INSTRUCTIONS TO FOLLOW
All lines from the one containing "Extract the structured" through the final line of the records below should be reproduced exactly, with the pictures left out.
::::::::::
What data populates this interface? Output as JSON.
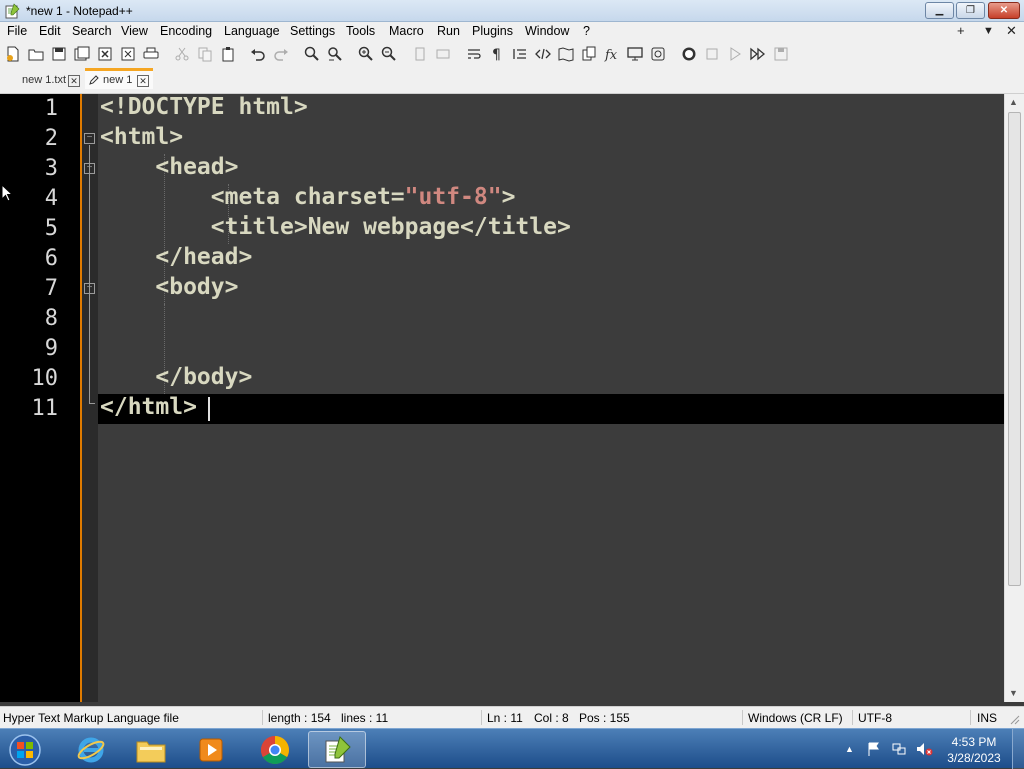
{
  "window": {
    "title": "*new 1 - Notepad++"
  },
  "menu": {
    "items": [
      "File",
      "Edit",
      "Search",
      "View",
      "Encoding",
      "Language",
      "Settings",
      "Tools",
      "Macro",
      "Run",
      "Plugins",
      "Window",
      "?"
    ],
    "right": [
      "+",
      "▼",
      "✕"
    ]
  },
  "tabs": [
    {
      "label": "new 1.txt",
      "active": false,
      "close": "✕"
    },
    {
      "label": "new 1",
      "active": true,
      "close": "✕"
    }
  ],
  "editor": {
    "line_numbers": [
      "1",
      "2",
      "3",
      "4",
      "5",
      "6",
      "7",
      "8",
      "9",
      "10",
      "11"
    ],
    "lines": [
      {
        "text": "<!DOCTYPE html>"
      },
      {
        "text": "<html>"
      },
      {
        "text": "    <head>"
      },
      {
        "pre": "        <meta charset=",
        "str": "\"utf-8\"",
        "post": ">"
      },
      {
        "text": "        <title>New webpage</title>"
      },
      {
        "text": "    </head>"
      },
      {
        "text": "    <body>"
      },
      {
        "text": ""
      },
      {
        "text": ""
      },
      {
        "text": "    </body>"
      },
      {
        "text": "</html>"
      }
    ],
    "current_line": 11
  },
  "status": {
    "file_type": "Hyper Text Markup Language file",
    "length": "length : 154",
    "lines": "lines : 11",
    "ln": "Ln : 11",
    "col": "Col : 8",
    "pos": "Pos : 155",
    "eol": "Windows (CR LF)",
    "encoding": "UTF-8",
    "mode": "INS"
  },
  "taskbar": {
    "clock_time": "4:53 PM",
    "clock_date": "3/28/2023",
    "tray_chevron": "▲"
  },
  "colors": {
    "editor_bg": "#3c3c3c",
    "gutter_bg": "#000000",
    "text": "#d8d8c0",
    "string": "#d08880",
    "current_line": "#000000",
    "fold_margin_accent": "#e07b00"
  }
}
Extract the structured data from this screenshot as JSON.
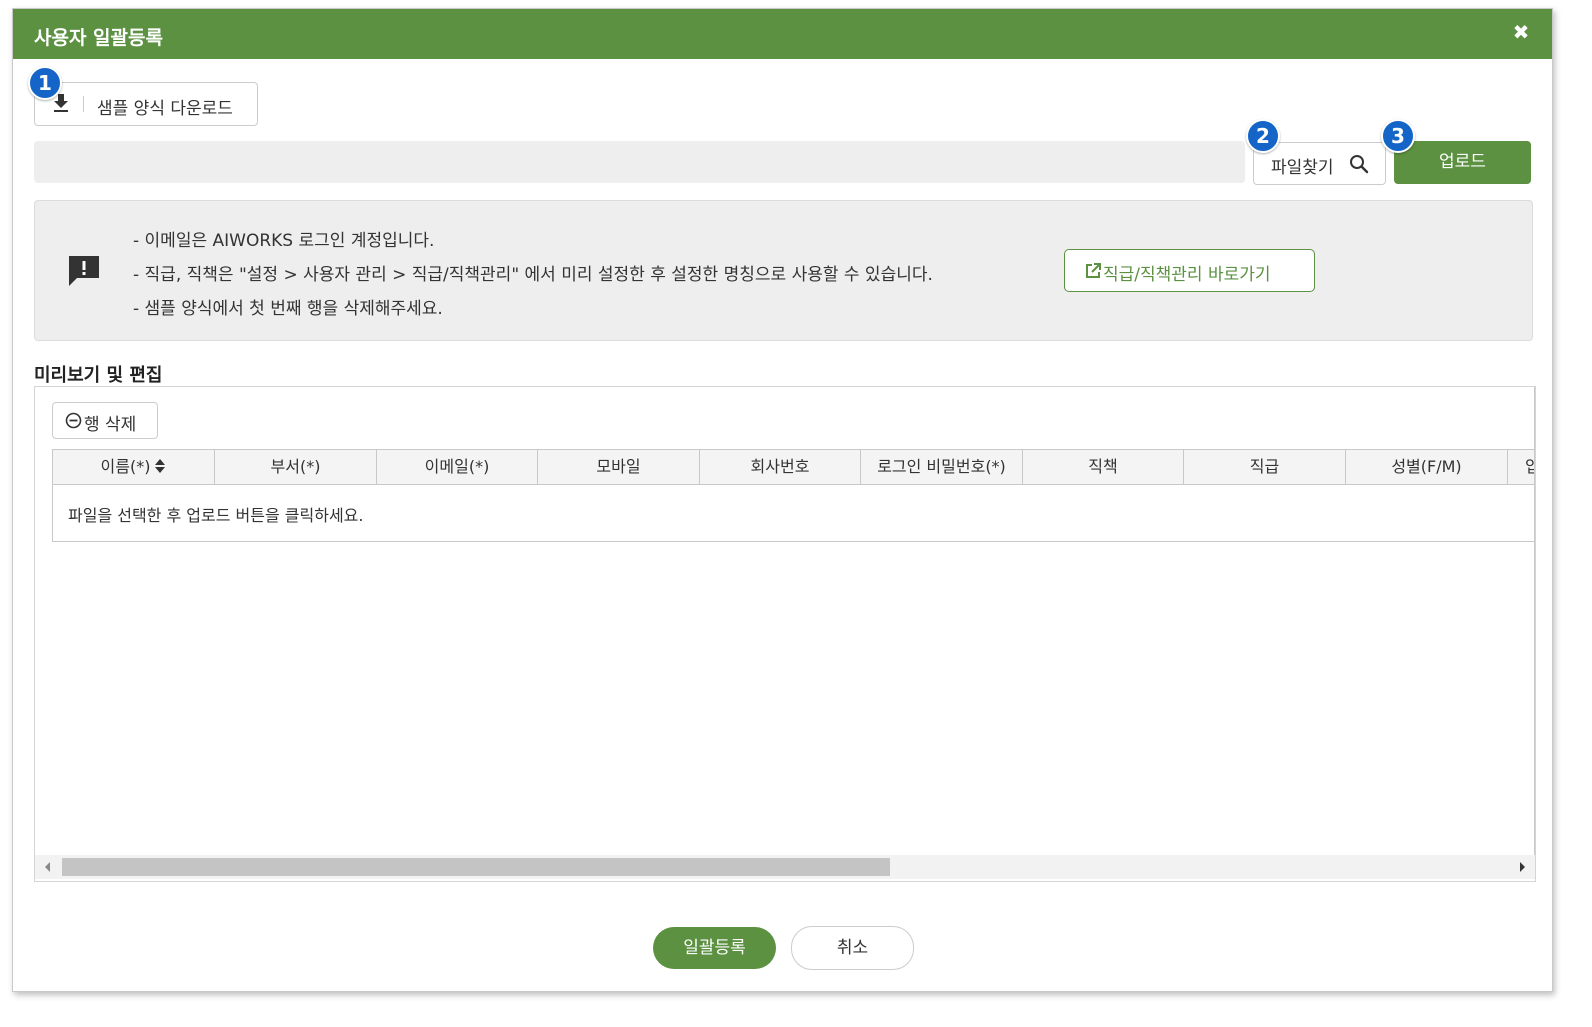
{
  "dialog": {
    "title": "사용자 일괄등록",
    "close_icon": "close-icon"
  },
  "markers": [
    "1",
    "2",
    "3"
  ],
  "toolbar": {
    "sample_download_label": "샘플 양식 다운로드",
    "sample_download_icon": "download-icon",
    "file_path_value": "",
    "find_file_label": "파일찾기",
    "find_file_icon": "search-icon",
    "upload_label": "업로드"
  },
  "notice": {
    "icon": "comment-alert-icon",
    "lines": [
      "- 이메일은 AIWORKS 로그인 계정입니다.",
      "- 직급, 직책은 \"설정 > 사용자 관리 > 직급/직책관리\" 에서 미리 설정한 후 설정한 명칭으로 사용할 수 있습니다.",
      "- 샘플 양식에서 첫 번째 행을 삭제해주세요."
    ],
    "shortcut_label": "직급/직책관리 바로가기",
    "shortcut_icon": "external-link-icon"
  },
  "preview": {
    "section_title": "미리보기 및 편집",
    "delete_row_label": "행 삭제",
    "delete_row_icon": "minus-circle-icon",
    "columns": [
      "이름(*)",
      "부서(*)",
      "이메일(*)",
      "모바일",
      "회사번호",
      "로그인 비밀번호(*)",
      "직책",
      "직급",
      "성별(F/M)",
      "입"
    ],
    "sort_icon": "sort-icon",
    "empty_message": "파일을 선택한 후 업로드 버튼을 클릭하세요."
  },
  "footer": {
    "bulk_register_label": "일괄등록",
    "cancel_label": "취소"
  },
  "colors": {
    "primary_green": "#5b9140",
    "marker_blue": "#1565c8",
    "panel_gray": "#eeeeee"
  }
}
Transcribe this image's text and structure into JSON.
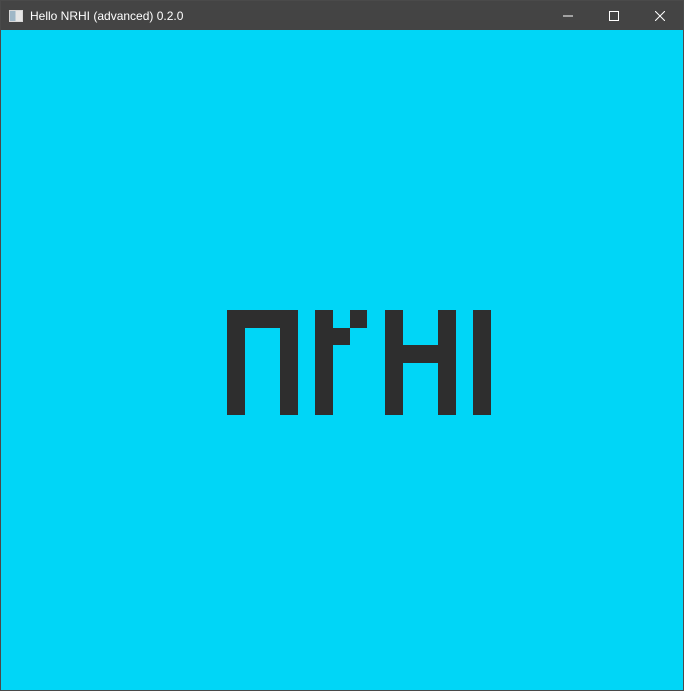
{
  "window": {
    "title": "Hello NRHI (advanced) 0.2.0",
    "app_icon": "app-window-icon",
    "controls": [
      {
        "name": "minimize-button",
        "icon": "minimize-icon"
      },
      {
        "name": "maximize-button",
        "icon": "maximize-icon"
      },
      {
        "name": "close-button",
        "icon": "close-icon"
      }
    ]
  },
  "content": {
    "background_color": "#00d6f7",
    "logo_text": "NRHI",
    "logo_color": "#2e2e2e"
  }
}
::::::::::
OUTPUT OF THE TASK
Extract the structured data from this screenshot as JSON.
{
  "dialog": {
    "title": "사용자 일괄등록",
    "close_icon": "close-icon"
  },
  "markers": [
    "1",
    "2",
    "3"
  ],
  "toolbar": {
    "sample_download_label": "샘플 양식 다운로드",
    "sample_download_icon": "download-icon",
    "file_path_value": "",
    "find_file_label": "파일찾기",
    "find_file_icon": "search-icon",
    "upload_label": "업로드"
  },
  "notice": {
    "icon": "comment-alert-icon",
    "lines": [
      "- 이메일은 AIWORKS 로그인 계정입니다.",
      "- 직급, 직책은 \"설정 > 사용자 관리 > 직급/직책관리\" 에서 미리 설정한 후 설정한 명칭으로 사용할 수 있습니다.",
      "- 샘플 양식에서 첫 번째 행을 삭제해주세요."
    ],
    "shortcut_label": "직급/직책관리 바로가기",
    "shortcut_icon": "external-link-icon"
  },
  "preview": {
    "section_title": "미리보기 및 편집",
    "delete_row_label": "행 삭제",
    "delete_row_icon": "minus-circle-icon",
    "columns": [
      "이름(*)",
      "부서(*)",
      "이메일(*)",
      "모바일",
      "회사번호",
      "로그인 비밀번호(*)",
      "직책",
      "직급",
      "성별(F/M)",
      "입"
    ],
    "sort_icon": "sort-icon",
    "empty_message": "파일을 선택한 후 업로드 버튼을 클릭하세요."
  },
  "footer": {
    "bulk_register_label": "일괄등록",
    "cancel_label": "취소"
  },
  "colors": {
    "primary_green": "#5b9140",
    "marker_blue": "#1565c8",
    "panel_gray": "#eeeeee"
  }
}
Transcribe this image's text and structure into JSON.
{
  "window": {
    "title": "Hello NRHI (advanced) 0.2.0",
    "app_icon": "app-window-icon",
    "controls": [
      {
        "name": "minimize-button",
        "icon": "minimize-icon"
      },
      {
        "name": "maximize-button",
        "icon": "maximize-icon"
      },
      {
        "name": "close-button",
        "icon": "close-icon"
      }
    ]
  },
  "content": {
    "background_color": "#00d6f7",
    "logo_text": "NRHI",
    "logo_color": "#2e2e2e"
  }
}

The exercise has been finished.